### Written instruction
Make an exact copy of the entries below with the pictures removed.
- - - - -
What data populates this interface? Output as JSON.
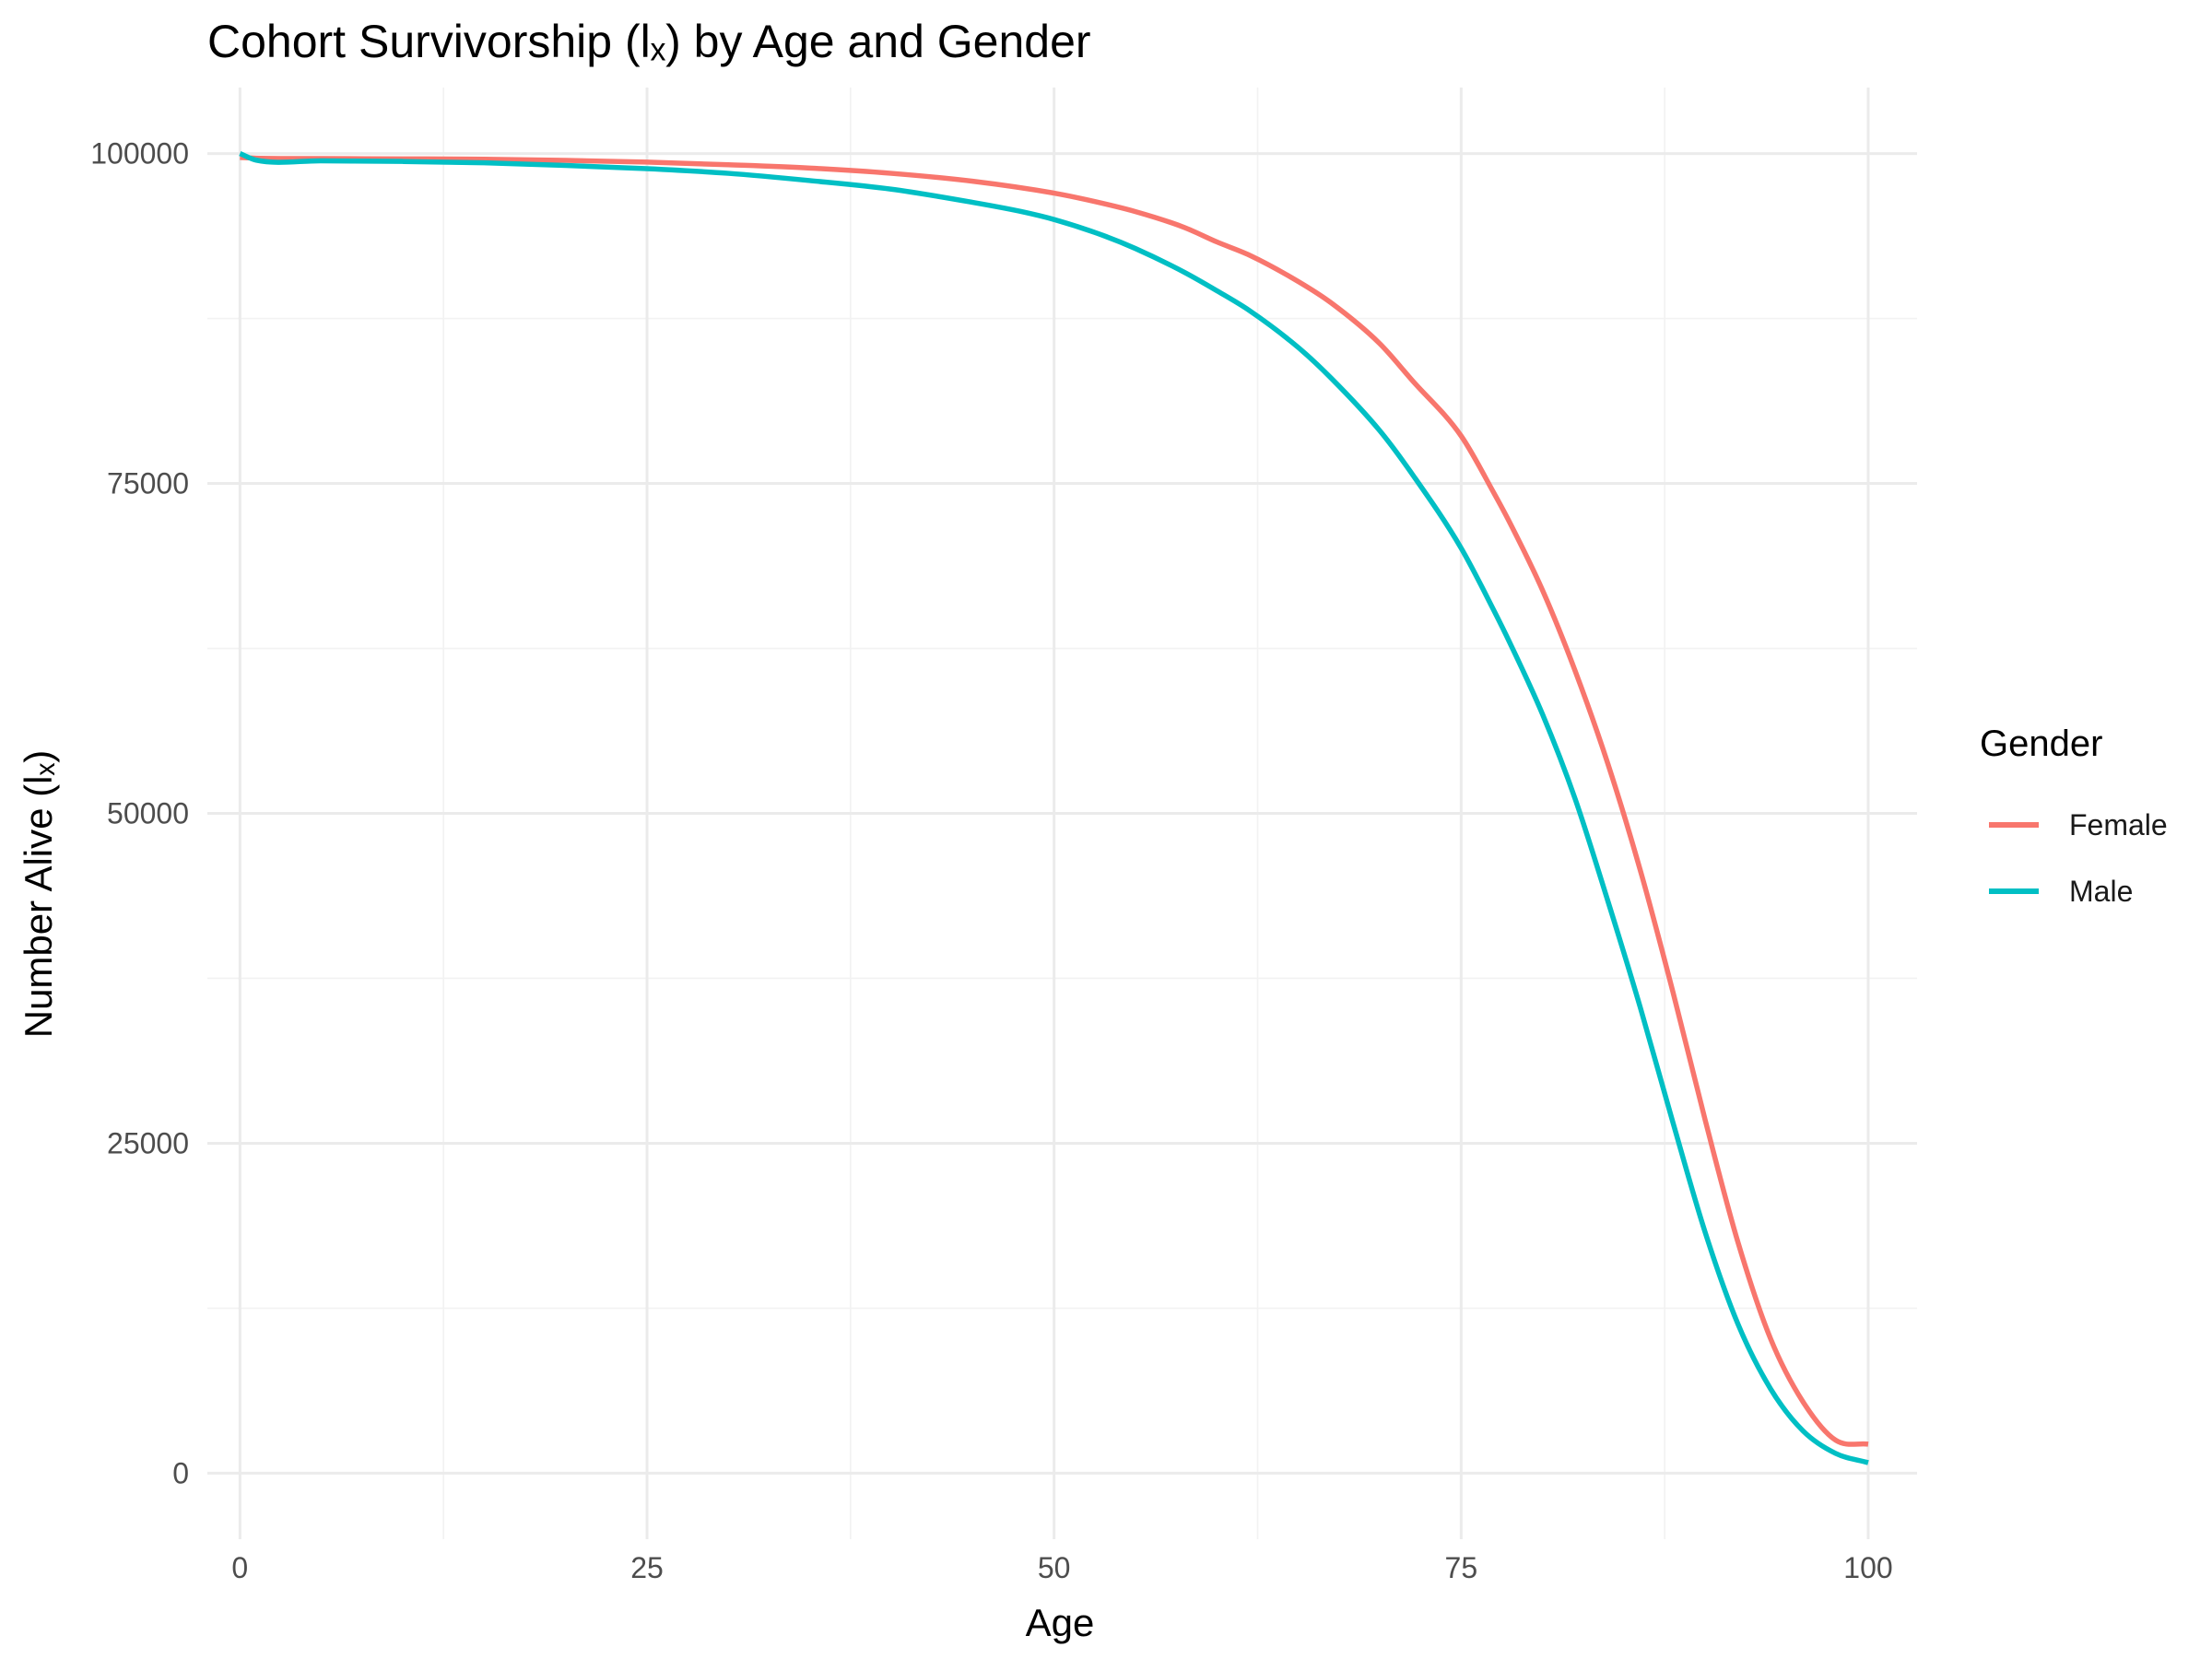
{
  "chart_data": {
    "type": "line",
    "title": "Cohort Survivorship (lₓ) by Age and Gender",
    "xlabel": "Age",
    "ylabel": "Number Alive (lₓ)",
    "xlim": [
      -2,
      103
    ],
    "ylim": [
      -5000,
      105000
    ],
    "x_ticks": [
      0,
      25,
      50,
      75,
      100
    ],
    "y_ticks": [
      0,
      25000,
      50000,
      75000,
      100000
    ],
    "x_tick_labels": [
      "0",
      "25",
      "50",
      "75",
      "100"
    ],
    "y_tick_labels": [
      "0",
      "25000",
      "50000",
      "75000",
      "100000"
    ],
    "grid": true,
    "legend": {
      "title": "Gender",
      "position": "right"
    },
    "series": [
      {
        "name": "Female",
        "color": "#F8766D",
        "x": [
          0,
          1,
          5,
          10,
          15,
          20,
          25,
          30,
          35,
          40,
          45,
          50,
          52,
          55,
          58,
          60,
          62,
          65,
          67,
          70,
          72,
          75,
          77,
          78,
          80,
          82,
          84,
          86,
          88,
          90,
          92,
          94,
          96,
          98,
          100
        ],
        "y": [
          99700,
          99650,
          99620,
          99600,
          99570,
          99480,
          99350,
          99150,
          98900,
          98500,
          97900,
          97000,
          96500,
          95600,
          94400,
          93300,
          92300,
          90300,
          88700,
          85600,
          82800,
          78600,
          74300,
          72000,
          66900,
          60800,
          53800,
          45700,
          36500,
          26700,
          17500,
          10200,
          5400,
          2500,
          2200
        ]
      },
      {
        "name": "Male",
        "color": "#00BFC4",
        "x": [
          0,
          1,
          5,
          10,
          15,
          20,
          25,
          30,
          35,
          40,
          45,
          48,
          50,
          53,
          55,
          58,
          60,
          62,
          65,
          67,
          70,
          72,
          75,
          77,
          78,
          80,
          82,
          84,
          86,
          88,
          90,
          92,
          94,
          96,
          98,
          100
        ],
        "y": [
          100000,
          99500,
          99450,
          99400,
          99300,
          99100,
          98850,
          98500,
          97950,
          97300,
          96300,
          95600,
          95000,
          93800,
          92800,
          91000,
          89600,
          88100,
          85300,
          83000,
          79000,
          75700,
          70100,
          65400,
          62900,
          57500,
          51100,
          43400,
          35300,
          26600,
          18200,
          11300,
          6400,
          3200,
          1500,
          800
        ]
      }
    ]
  }
}
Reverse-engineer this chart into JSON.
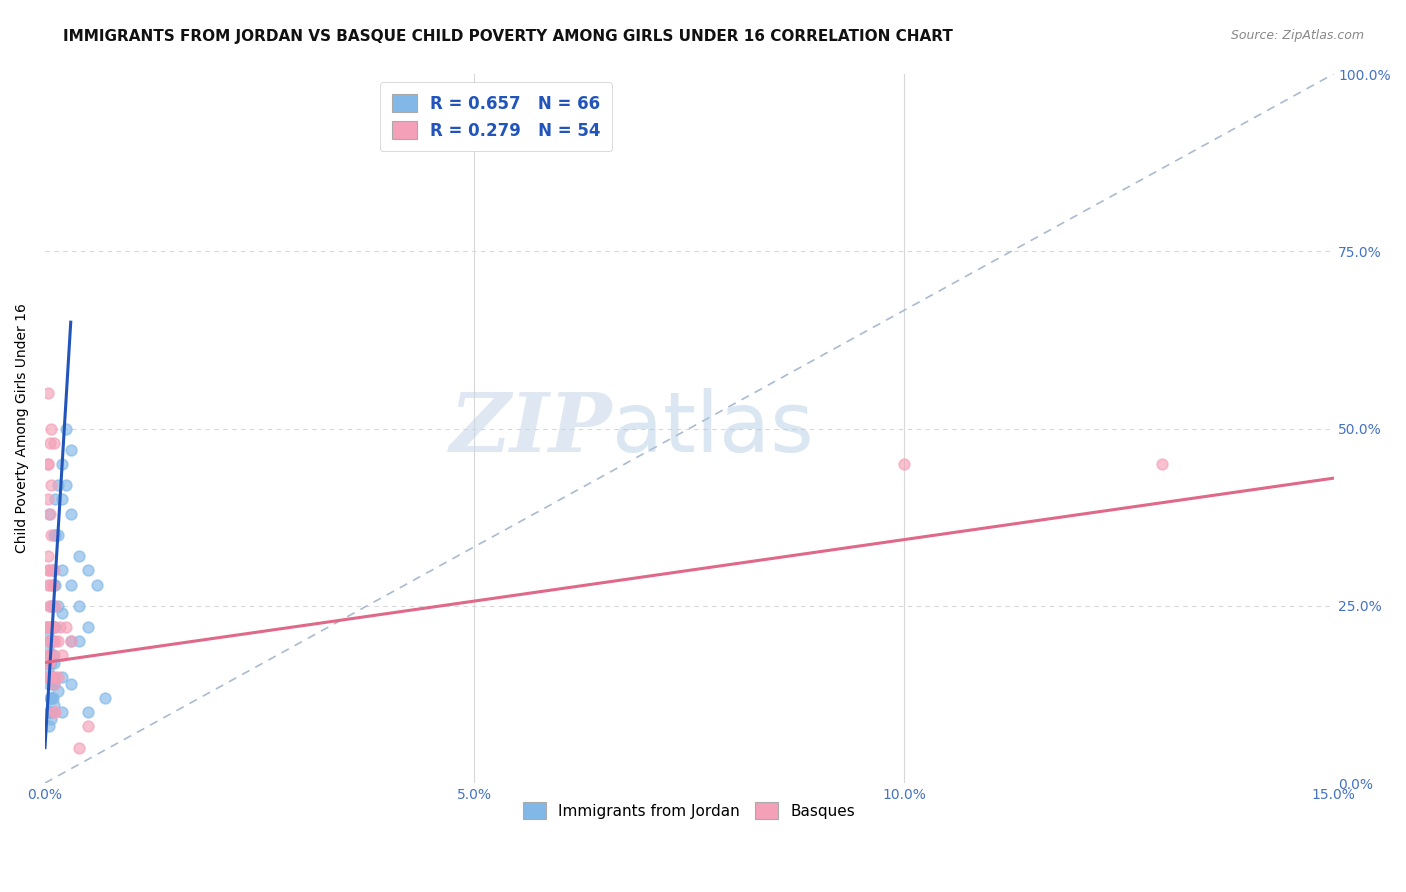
- - - - -
### The result
What data populates this interface? Output as JSON.
{
  "chart_data": {
    "type": "line",
    "title": "Cohort Survivorship (lₓ) by Age and Gender",
    "xlabel": "Age",
    "ylabel": "Number Alive (lₓ)",
    "xlim": [
      -2,
      103
    ],
    "ylim": [
      -5000,
      105000
    ],
    "x_ticks": [
      0,
      25,
      50,
      75,
      100
    ],
    "y_ticks": [
      0,
      25000,
      50000,
      75000,
      100000
    ],
    "x_tick_labels": [
      "0",
      "25",
      "50",
      "75",
      "100"
    ],
    "y_tick_labels": [
      "0",
      "25000",
      "50000",
      "75000",
      "100000"
    ],
    "grid": true,
    "legend": {
      "title": "Gender",
      "position": "right"
    },
    "series": [
      {
        "name": "Female",
        "color": "#F8766D",
        "x": [
          0,
          1,
          5,
          10,
          15,
          20,
          25,
          30,
          35,
          40,
          45,
          50,
          52,
          55,
          58,
          60,
          62,
          65,
          67,
          70,
          72,
          75,
          77,
          78,
          80,
          82,
          84,
          86,
          88,
          90,
          92,
          94,
          96,
          98,
          100
        ],
        "y": [
          99700,
          99650,
          99620,
          99600,
          99570,
          99480,
          99350,
          99150,
          98900,
          98500,
          97900,
          97000,
          96500,
          95600,
          94400,
          93300,
          92300,
          90300,
          88700,
          85600,
          82800,
          78600,
          74300,
          72000,
          66900,
          60800,
          53800,
          45700,
          36500,
          26700,
          17500,
          10200,
          5400,
          2500,
          2200
        ]
      },
      {
        "name": "Male",
        "color": "#00BFC4",
        "x": [
          0,
          1,
          5,
          10,
          15,
          20,
          25,
          30,
          35,
          40,
          45,
          48,
          50,
          53,
          55,
          58,
          60,
          62,
          65,
          67,
          70,
          72,
          75,
          77,
          78,
          80,
          82,
          84,
          86,
          88,
          90,
          92,
          94,
          96,
          98,
          100
        ],
        "y": [
          100000,
          99500,
          99450,
          99400,
          99300,
          99100,
          98850,
          98500,
          97950,
          97300,
          96300,
          95600,
          95000,
          93800,
          92800,
          91000,
          89600,
          88100,
          85300,
          83000,
          79000,
          75700,
          70100,
          65400,
          62900,
          57500,
          51100,
          43400,
          35300,
          26600,
          18200,
          11300,
          6400,
          3200,
          1500,
          800
        ]
      }
    ]
  }
}
Reverse-engineer this chart into JSON.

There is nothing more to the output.